Given entries —
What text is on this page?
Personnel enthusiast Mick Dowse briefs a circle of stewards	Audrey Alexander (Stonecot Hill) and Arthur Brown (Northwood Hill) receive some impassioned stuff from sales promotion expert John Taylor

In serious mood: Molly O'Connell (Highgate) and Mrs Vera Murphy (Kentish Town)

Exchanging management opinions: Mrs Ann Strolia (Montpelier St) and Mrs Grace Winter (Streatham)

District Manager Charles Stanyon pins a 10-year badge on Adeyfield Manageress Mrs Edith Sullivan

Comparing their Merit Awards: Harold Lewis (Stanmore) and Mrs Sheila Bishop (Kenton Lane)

Task goal — Print the material once more, exactly.

Response for this exercise —
What text is on this page?
Personnel enthusiast Mick Dowse briefs a circle of stewards	Audrey Alexander (Stonecot Hill) and Arthur Brown (Northwood Hill) receive some impassioned stuff from sales promotion expert John Taylor

In serious mood: Molly O'Connell (Highgate) and Mrs Vera Murphy (Kentish Town)

Exchanging management opinions: Mrs Ann Strolia (Montpelier St) and Mrs Grace Winter (Streatham)

District Manager Charles Stanyon pins a 10-year badge on Adeyfield Manageress Mrs Edith Sullivan

Comparing their Merit Awards: Harold Lewis (Stanmore) and Mrs Sheila Bishop (Kenton Lane)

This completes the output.